Dataset items:
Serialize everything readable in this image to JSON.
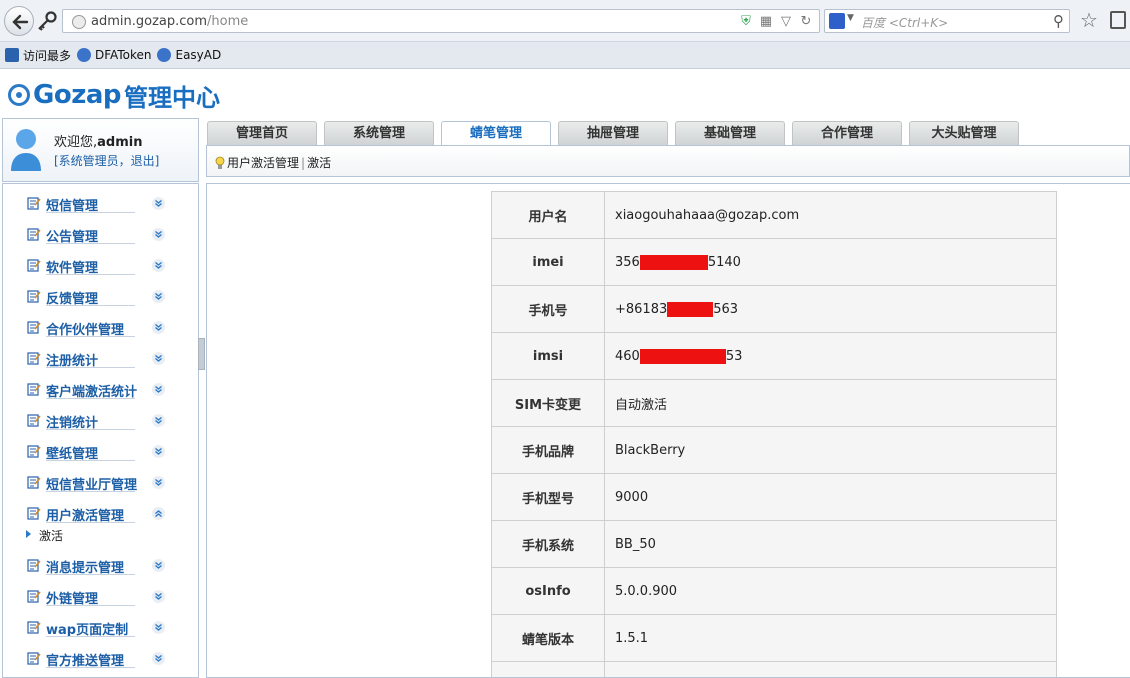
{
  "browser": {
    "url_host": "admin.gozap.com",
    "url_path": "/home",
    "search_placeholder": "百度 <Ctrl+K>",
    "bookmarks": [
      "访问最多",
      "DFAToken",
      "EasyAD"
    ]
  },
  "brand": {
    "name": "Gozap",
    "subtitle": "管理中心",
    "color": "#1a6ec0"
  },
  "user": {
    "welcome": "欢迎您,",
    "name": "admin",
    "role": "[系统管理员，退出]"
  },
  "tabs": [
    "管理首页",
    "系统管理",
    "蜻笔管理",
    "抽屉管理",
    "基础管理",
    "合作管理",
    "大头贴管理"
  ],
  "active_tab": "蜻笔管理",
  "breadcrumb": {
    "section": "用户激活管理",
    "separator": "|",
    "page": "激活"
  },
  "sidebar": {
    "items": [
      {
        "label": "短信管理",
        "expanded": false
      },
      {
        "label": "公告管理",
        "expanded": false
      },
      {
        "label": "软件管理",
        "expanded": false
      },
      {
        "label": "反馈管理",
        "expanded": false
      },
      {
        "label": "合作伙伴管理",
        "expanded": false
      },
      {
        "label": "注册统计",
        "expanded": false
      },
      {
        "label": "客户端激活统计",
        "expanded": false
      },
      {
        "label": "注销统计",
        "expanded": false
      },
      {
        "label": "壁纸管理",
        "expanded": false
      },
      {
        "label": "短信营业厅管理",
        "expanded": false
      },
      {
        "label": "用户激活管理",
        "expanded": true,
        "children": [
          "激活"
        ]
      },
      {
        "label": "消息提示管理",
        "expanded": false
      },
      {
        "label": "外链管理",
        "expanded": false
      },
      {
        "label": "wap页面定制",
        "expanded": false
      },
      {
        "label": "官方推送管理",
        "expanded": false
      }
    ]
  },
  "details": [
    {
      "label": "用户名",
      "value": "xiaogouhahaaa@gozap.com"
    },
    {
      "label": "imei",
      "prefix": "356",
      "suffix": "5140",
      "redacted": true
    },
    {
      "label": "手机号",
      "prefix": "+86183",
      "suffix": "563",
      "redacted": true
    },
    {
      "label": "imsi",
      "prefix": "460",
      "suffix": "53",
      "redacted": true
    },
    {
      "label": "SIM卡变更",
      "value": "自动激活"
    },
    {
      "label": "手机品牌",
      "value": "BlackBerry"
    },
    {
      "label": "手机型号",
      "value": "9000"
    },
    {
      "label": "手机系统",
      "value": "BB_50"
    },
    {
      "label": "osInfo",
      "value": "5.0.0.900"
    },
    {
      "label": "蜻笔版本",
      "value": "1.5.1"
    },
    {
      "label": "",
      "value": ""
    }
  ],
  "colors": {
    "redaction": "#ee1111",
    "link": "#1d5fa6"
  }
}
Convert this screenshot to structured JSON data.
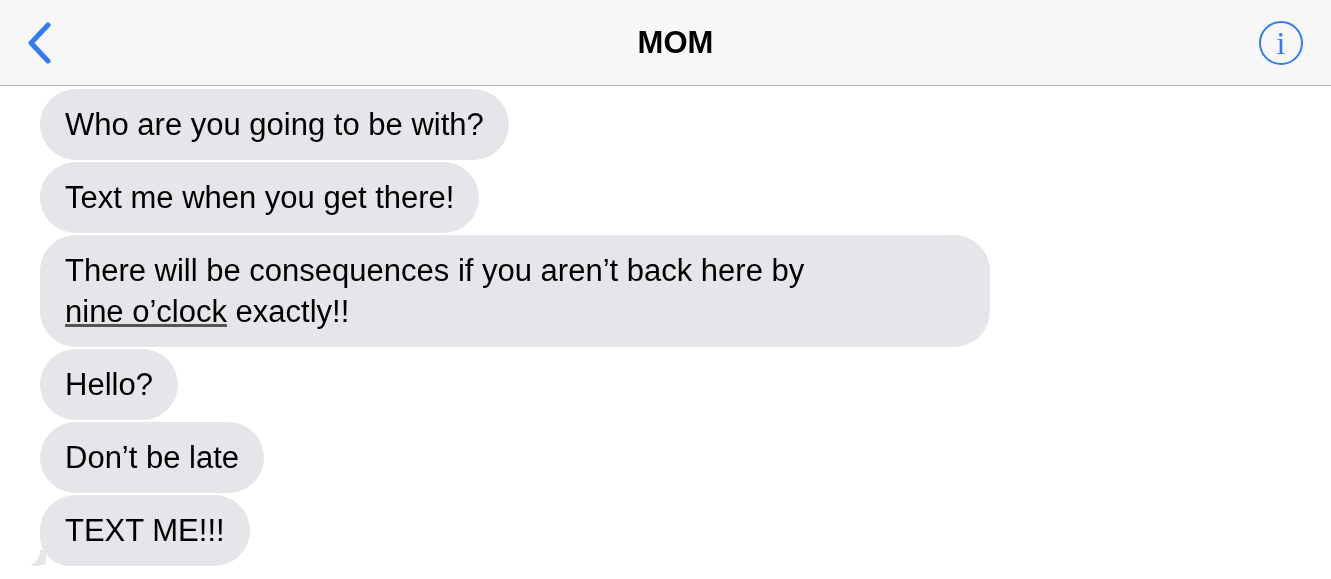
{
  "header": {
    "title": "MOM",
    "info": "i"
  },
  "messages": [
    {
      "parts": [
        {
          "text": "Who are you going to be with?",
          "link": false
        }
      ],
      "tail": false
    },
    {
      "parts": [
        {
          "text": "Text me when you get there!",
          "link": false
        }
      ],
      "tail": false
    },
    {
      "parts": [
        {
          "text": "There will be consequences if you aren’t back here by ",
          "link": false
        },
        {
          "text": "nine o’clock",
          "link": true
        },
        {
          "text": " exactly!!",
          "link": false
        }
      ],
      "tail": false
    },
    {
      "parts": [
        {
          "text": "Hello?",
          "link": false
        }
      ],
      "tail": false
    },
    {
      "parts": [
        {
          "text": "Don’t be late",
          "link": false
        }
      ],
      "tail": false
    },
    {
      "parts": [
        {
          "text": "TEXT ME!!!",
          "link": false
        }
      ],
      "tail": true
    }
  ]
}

* _YOUR INSTRUCTIONS_
Reply with only the number of lines in the entries that contain the word "value".

* _SOLUTION TO THIS PROBLEM_
8